Data entries for graphics:
○ ○ ○ ○

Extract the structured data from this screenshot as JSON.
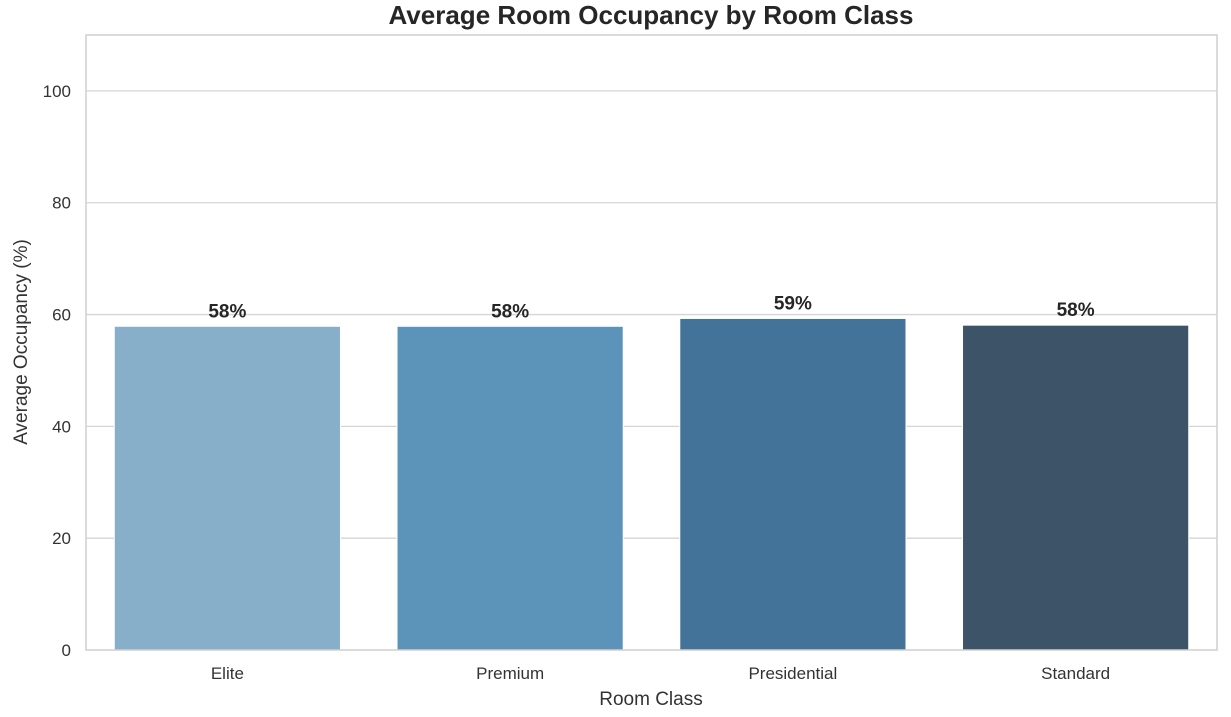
{
  "chart_data": {
    "type": "bar",
    "title": "Average Room Occupancy by Room Class",
    "xlabel": "Room Class",
    "ylabel": "Average Occupancy (%)",
    "categories": [
      "Elite",
      "Premium",
      "Presidential",
      "Standard"
    ],
    "values": [
      57.9,
      57.9,
      59.3,
      58.1
    ],
    "data_labels": [
      "58%",
      "58%",
      "59%",
      "58%"
    ],
    "colors": [
      "#88afca",
      "#5b93b9",
      "#44739a",
      "#3d5368"
    ],
    "ylim": [
      0,
      110
    ],
    "yticks": [
      0,
      20,
      40,
      60,
      80,
      100
    ],
    "grid": true,
    "legend": "none"
  }
}
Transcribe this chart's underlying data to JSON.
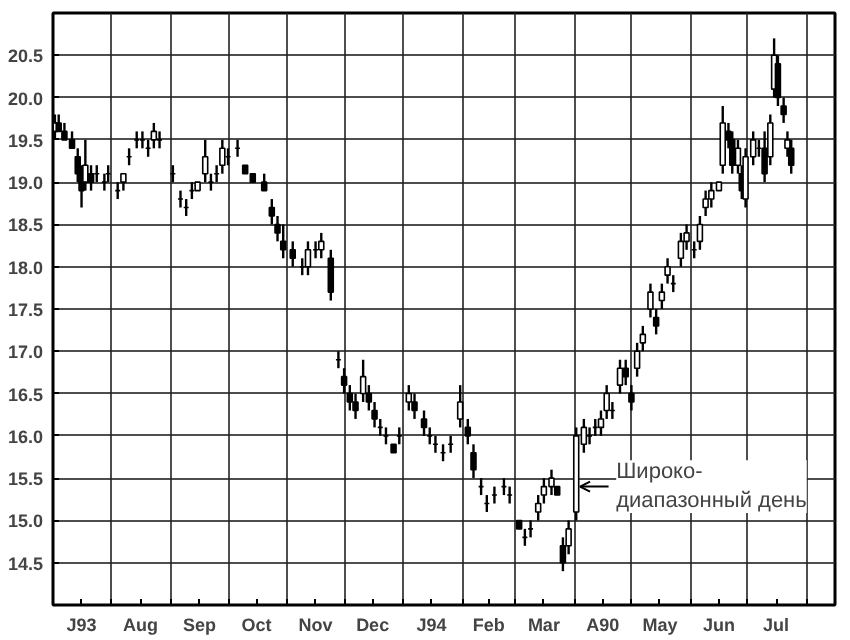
{
  "chart_data": {
    "type": "candlestick",
    "color": "#000000",
    "grid": true,
    "x": [
      "1993-07-02",
      "1993-07-04",
      "1993-07-07",
      "1993-07-11",
      "1993-07-14",
      "1993-07-16",
      "1993-07-18",
      "1993-07-21",
      "1993-07-24",
      "1993-07-28",
      "1993-07-30",
      "1993-08-04",
      "1993-08-07",
      "1993-08-10",
      "1993-08-14",
      "1993-08-17",
      "1993-08-20",
      "1993-08-23",
      "1993-08-26",
      "1993-09-02",
      "1993-09-06",
      "1993-09-09",
      "1993-09-12",
      "1993-09-15",
      "1993-09-19",
      "1993-09-22",
      "1993-09-25",
      "1993-09-28",
      "1993-10-01",
      "1993-10-06",
      "1993-10-10",
      "1993-10-14",
      "1993-10-20",
      "1993-10-24",
      "1993-10-27",
      "1993-10-30",
      "1993-11-04",
      "1993-11-09",
      "1993-11-12",
      "1993-11-16",
      "1993-11-19",
      "1993-11-24",
      "1993-11-28",
      "1993-12-01",
      "1993-12-04",
      "1993-12-07",
      "1993-12-11",
      "1993-12-14",
      "1993-12-17",
      "1993-12-20",
      "1993-12-23",
      "1993-12-27",
      "1993-12-30",
      "1994-01-04",
      "1994-01-07",
      "1994-01-12",
      "1994-01-15",
      "1994-01-18",
      "1994-01-22",
      "1994-01-26",
      "1994-01-31",
      "1994-02-04",
      "1994-02-07",
      "1994-02-11",
      "1994-02-14",
      "1994-02-18",
      "1994-02-23",
      "1994-02-26",
      "1994-03-03",
      "1994-03-06",
      "1994-03-09",
      "1994-03-13",
      "1994-03-16",
      "1994-03-20",
      "1994-03-23",
      "1994-03-26",
      "1994-03-29",
      "1994-04-02",
      "1994-04-06",
      "1994-04-09",
      "1994-04-12",
      "1994-04-15",
      "1994-04-18",
      "1994-04-21",
      "1994-04-25",
      "1994-04-28",
      "1994-05-01",
      "1994-05-04",
      "1994-05-07",
      "1994-05-11",
      "1994-05-14",
      "1994-05-17",
      "1994-05-20",
      "1994-05-23",
      "1994-05-27",
      "1994-05-30",
      "1994-06-03",
      "1994-06-06",
      "1994-06-09",
      "1994-06-12",
      "1994-06-16",
      "1994-06-18",
      "1994-06-21",
      "1994-06-23",
      "1994-06-26",
      "1994-06-28",
      "1994-06-30",
      "1994-07-04",
      "1994-07-07",
      "1994-07-10",
      "1994-07-13",
      "1994-07-15",
      "1994-07-17",
      "1994-07-20",
      "1994-07-22",
      "1994-07-24"
    ],
    "ohlc": [
      [
        19.6,
        19.8,
        19.5,
        19.7
      ],
      [
        19.7,
        19.8,
        19.6,
        19.6
      ],
      [
        19.6,
        19.7,
        19.5,
        19.5
      ],
      [
        19.5,
        19.6,
        19.4,
        19.4
      ],
      [
        19.3,
        19.4,
        19.0,
        19.1
      ],
      [
        19.1,
        19.2,
        18.7,
        18.9
      ],
      [
        19.0,
        19.5,
        18.9,
        19.2
      ],
      [
        19.1,
        19.2,
        18.9,
        19.0
      ],
      [
        19.1,
        19.2,
        19.0,
        19.1
      ],
      [
        19.0,
        19.1,
        18.9,
        19.0
      ],
      [
        19.1,
        19.2,
        19.0,
        19.1
      ],
      [
        18.9,
        19.0,
        18.8,
        18.9
      ],
      [
        19.0,
        19.1,
        18.9,
        19.1
      ],
      [
        19.3,
        19.4,
        19.2,
        19.3
      ],
      [
        19.5,
        19.6,
        19.4,
        19.5
      ],
      [
        19.5,
        19.6,
        19.4,
        19.5
      ],
      [
        19.4,
        19.5,
        19.3,
        19.4
      ],
      [
        19.5,
        19.7,
        19.4,
        19.6
      ],
      [
        19.5,
        19.6,
        19.4,
        19.5
      ],
      [
        19.1,
        19.2,
        19.0,
        19.1
      ],
      [
        18.8,
        18.9,
        18.7,
        18.8
      ],
      [
        18.7,
        18.8,
        18.6,
        18.7
      ],
      [
        18.9,
        19.0,
        18.8,
        18.9
      ],
      [
        18.9,
        19.0,
        18.9,
        19.0
      ],
      [
        19.1,
        19.5,
        19.0,
        19.3
      ],
      [
        19.0,
        19.1,
        18.9,
        19.0
      ],
      [
        19.1,
        19.2,
        19.0,
        19.1
      ],
      [
        19.2,
        19.5,
        19.1,
        19.4
      ],
      [
        19.3,
        19.4,
        19.2,
        19.3
      ],
      [
        19.4,
        19.5,
        19.3,
        19.4
      ],
      [
        19.2,
        19.2,
        19.1,
        19.1
      ],
      [
        19.1,
        19.1,
        19.0,
        19.0
      ],
      [
        19.0,
        19.1,
        18.9,
        18.9
      ],
      [
        18.7,
        18.8,
        18.5,
        18.6
      ],
      [
        18.5,
        18.6,
        18.3,
        18.4
      ],
      [
        18.3,
        18.5,
        18.1,
        18.2
      ],
      [
        18.2,
        18.3,
        18.0,
        18.1
      ],
      [
        18.0,
        18.1,
        17.9,
        18.0
      ],
      [
        18.0,
        18.3,
        17.9,
        18.2
      ],
      [
        18.2,
        18.3,
        18.1,
        18.2
      ],
      [
        18.2,
        18.4,
        18.1,
        18.3
      ],
      [
        18.1,
        18.2,
        17.6,
        17.7
      ],
      [
        16.9,
        17.0,
        16.8,
        16.9
      ],
      [
        16.7,
        16.8,
        16.5,
        16.6
      ],
      [
        16.5,
        16.6,
        16.3,
        16.4
      ],
      [
        16.4,
        16.5,
        16.2,
        16.3
      ],
      [
        16.5,
        16.9,
        16.4,
        16.7
      ],
      [
        16.5,
        16.6,
        16.3,
        16.4
      ],
      [
        16.3,
        16.4,
        16.1,
        16.2
      ],
      [
        16.1,
        16.2,
        16.0,
        16.1
      ],
      [
        16.0,
        16.1,
        15.9,
        16.0
      ],
      [
        15.9,
        15.9,
        15.8,
        15.8
      ],
      [
        16.0,
        16.1,
        15.9,
        16.0
      ],
      [
        16.4,
        16.6,
        16.3,
        16.5
      ],
      [
        16.4,
        16.5,
        16.2,
        16.3
      ],
      [
        16.2,
        16.3,
        16.0,
        16.1
      ],
      [
        16.0,
        16.1,
        15.9,
        16.0
      ],
      [
        15.9,
        16.0,
        15.8,
        15.9
      ],
      [
        15.8,
        15.9,
        15.7,
        15.8
      ],
      [
        15.9,
        16.0,
        15.8,
        15.9
      ],
      [
        16.2,
        16.6,
        16.1,
        16.4
      ],
      [
        16.1,
        16.2,
        15.9,
        16.0
      ],
      [
        15.8,
        15.9,
        15.5,
        15.6
      ],
      [
        15.4,
        15.5,
        15.3,
        15.4
      ],
      [
        15.2,
        15.3,
        15.1,
        15.2
      ],
      [
        15.3,
        15.4,
        15.2,
        15.3
      ],
      [
        15.4,
        15.5,
        15.3,
        15.4
      ],
      [
        15.3,
        15.4,
        15.2,
        15.3
      ],
      [
        15.0,
        15.0,
        14.9,
        14.9
      ],
      [
        14.8,
        14.9,
        14.7,
        14.8
      ],
      [
        14.9,
        15.0,
        14.8,
        14.9
      ],
      [
        15.1,
        15.3,
        15.0,
        15.2
      ],
      [
        15.3,
        15.5,
        15.2,
        15.4
      ],
      [
        15.4,
        15.6,
        15.3,
        15.5
      ],
      [
        15.4,
        15.4,
        15.3,
        15.3
      ],
      [
        14.7,
        14.8,
        14.4,
        14.5
      ],
      [
        14.7,
        15.0,
        14.6,
        14.9
      ],
      [
        15.1,
        16.1,
        15.0,
        16.0
      ],
      [
        15.9,
        16.2,
        15.8,
        16.1
      ],
      [
        16.0,
        16.1,
        15.9,
        16.0
      ],
      [
        16.1,
        16.2,
        16.0,
        16.1
      ],
      [
        16.1,
        16.3,
        16.0,
        16.2
      ],
      [
        16.3,
        16.6,
        16.2,
        16.5
      ],
      [
        16.3,
        16.4,
        16.2,
        16.3
      ],
      [
        16.6,
        16.9,
        16.5,
        16.8
      ],
      [
        16.8,
        16.9,
        16.6,
        16.7
      ],
      [
        16.5,
        16.6,
        16.3,
        16.4
      ],
      [
        16.8,
        17.1,
        16.7,
        17.0
      ],
      [
        17.1,
        17.3,
        17.0,
        17.2
      ],
      [
        17.5,
        17.8,
        17.4,
        17.7
      ],
      [
        17.4,
        17.5,
        17.2,
        17.3
      ],
      [
        17.6,
        17.8,
        17.5,
        17.7
      ],
      [
        17.9,
        18.1,
        17.8,
        18.0
      ],
      [
        17.8,
        17.9,
        17.7,
        17.8
      ],
      [
        18.1,
        18.4,
        18.0,
        18.3
      ],
      [
        18.3,
        18.5,
        18.2,
        18.4
      ],
      [
        18.2,
        18.3,
        18.1,
        18.2
      ],
      [
        18.3,
        18.6,
        18.2,
        18.5
      ],
      [
        18.7,
        18.9,
        18.6,
        18.8
      ],
      [
        18.8,
        19.0,
        18.7,
        18.9
      ],
      [
        18.9,
        19.0,
        18.9,
        19.0
      ],
      [
        19.2,
        19.9,
        19.1,
        19.7
      ],
      [
        19.6,
        19.7,
        19.4,
        19.5
      ],
      [
        19.5,
        19.6,
        19.1,
        19.2
      ],
      [
        19.2,
        19.5,
        19.1,
        19.4
      ],
      [
        19.1,
        19.2,
        18.8,
        18.9
      ],
      [
        18.8,
        19.4,
        18.7,
        19.3
      ],
      [
        19.3,
        19.6,
        19.2,
        19.5
      ],
      [
        19.4,
        19.5,
        19.3,
        19.4
      ],
      [
        19.4,
        19.6,
        19.0,
        19.1
      ],
      [
        19.3,
        19.8,
        19.2,
        19.7
      ],
      [
        20.1,
        20.7,
        20.0,
        20.5
      ],
      [
        20.4,
        20.5,
        19.9,
        20.0
      ],
      [
        19.9,
        20.0,
        19.7,
        19.8
      ],
      [
        19.4,
        19.6,
        19.3,
        19.5
      ],
      [
        19.4,
        19.5,
        19.1,
        19.2
      ]
    ],
    "xlim": [
      "1993-07-01",
      "1994-08-16"
    ],
    "xticks": [
      {
        "value": "1993-07-01",
        "label": null
      },
      {
        "value": "1993-07-16",
        "label": "J93"
      },
      {
        "value": "1993-08-01",
        "label": null
      },
      {
        "value": "1993-08-16",
        "label": "Aug"
      },
      {
        "value": "1993-09-01",
        "label": null
      },
      {
        "value": "1993-09-16",
        "label": "Sep"
      },
      {
        "value": "1993-10-01",
        "label": null
      },
      {
        "value": "1993-10-16",
        "label": "Oct"
      },
      {
        "value": "1993-11-01",
        "label": null
      },
      {
        "value": "1993-11-16",
        "label": "Nov"
      },
      {
        "value": "1993-12-01",
        "label": null
      },
      {
        "value": "1993-12-16",
        "label": "Dec"
      },
      {
        "value": "1994-01-01",
        "label": null
      },
      {
        "value": "1994-01-16",
        "label": "J94"
      },
      {
        "value": "1994-02-01",
        "label": null
      },
      {
        "value": "1994-02-15",
        "label": "Feb"
      },
      {
        "value": "1994-03-01",
        "label": null
      },
      {
        "value": "1994-03-16",
        "label": "Mar"
      },
      {
        "value": "1994-04-01",
        "label": null
      },
      {
        "value": "1994-04-16",
        "label": "A90"
      },
      {
        "value": "1994-05-01",
        "label": null
      },
      {
        "value": "1994-05-16",
        "label": "May"
      },
      {
        "value": "1994-06-01",
        "label": null
      },
      {
        "value": "1994-06-16",
        "label": "Jun"
      },
      {
        "value": "1994-07-01",
        "label": null
      },
      {
        "value": "1994-07-16",
        "label": "Jul"
      },
      {
        "value": "1994-08-01",
        "label": null
      }
    ],
    "ylim": [
      14.0,
      21.0
    ],
    "yticks": [
      {
        "value": 14.5,
        "label": "14.5"
      },
      {
        "value": 15.0,
        "label": "15.0"
      },
      {
        "value": 15.5,
        "label": "15.5"
      },
      {
        "value": 16.0,
        "label": "16.0"
      },
      {
        "value": 16.5,
        "label": "16.5"
      },
      {
        "value": 17.0,
        "label": "17.0"
      },
      {
        "value": 17.5,
        "label": "17.5"
      },
      {
        "value": 18.0,
        "label": "18.0"
      },
      {
        "value": 18.5,
        "label": "18.5"
      },
      {
        "value": 19.0,
        "label": "19.0"
      },
      {
        "value": 19.5,
        "label": "19.5"
      },
      {
        "value": 20.0,
        "label": "20.0"
      },
      {
        "value": 20.5,
        "label": "20.5"
      }
    ],
    "annotations": [
      {
        "text": "Широко-\nдиапазонный день",
        "x": "1994-04-02",
        "y": 15.4
      }
    ]
  }
}
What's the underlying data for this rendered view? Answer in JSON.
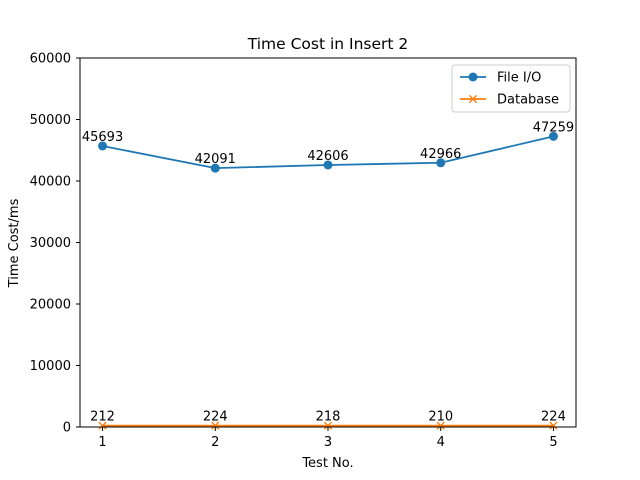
{
  "chart_data": {
    "type": "line",
    "title": "Time Cost in Insert 2",
    "xlabel": "Test No.",
    "ylabel": "Time Cost/ms",
    "x": [
      1,
      2,
      3,
      4,
      5
    ],
    "xticks": [
      "1",
      "2",
      "3",
      "4",
      "5"
    ],
    "ylim": [
      0,
      60000
    ],
    "yticks": [
      0,
      10000,
      20000,
      30000,
      40000,
      50000,
      60000
    ],
    "grid": false,
    "legend_position": "top-right",
    "series": [
      {
        "name": "File I/O",
        "values": [
          45693,
          42091,
          42606,
          42966,
          47259
        ],
        "color": "#1f77b4",
        "marker": "circle"
      },
      {
        "name": "Database",
        "values": [
          212,
          224,
          218,
          210,
          224
        ],
        "color": "#ff7f0e",
        "marker": "x"
      }
    ]
  }
}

○ ○ ○ ○

▶ **WHAT THIS TASK INVOLVES**:
Do not include the pictures. Quote only the lines from the line with "What's the underlying" through the end of the material, both ends included, exactly.

▶ **TASK RESPONSE**:
What's the underlying data for this rendered view? Answer in JSON.
{
  "chart_data": {
    "type": "line",
    "title": "Time Cost in Insert 2",
    "xlabel": "Test No.",
    "ylabel": "Time Cost/ms",
    "x": [
      1,
      2,
      3,
      4,
      5
    ],
    "xticks": [
      "1",
      "2",
      "3",
      "4",
      "5"
    ],
    "ylim": [
      0,
      60000
    ],
    "yticks": [
      0,
      10000,
      20000,
      30000,
      40000,
      50000,
      60000
    ],
    "grid": false,
    "legend_position": "top-right",
    "series": [
      {
        "name": "File I/O",
        "values": [
          45693,
          42091,
          42606,
          42966,
          47259
        ],
        "color": "#1f77b4",
        "marker": "circle"
      },
      {
        "name": "Database",
        "values": [
          212,
          224,
          218,
          210,
          224
        ],
        "color": "#ff7f0e",
        "marker": "x"
      }
    ]
  }
}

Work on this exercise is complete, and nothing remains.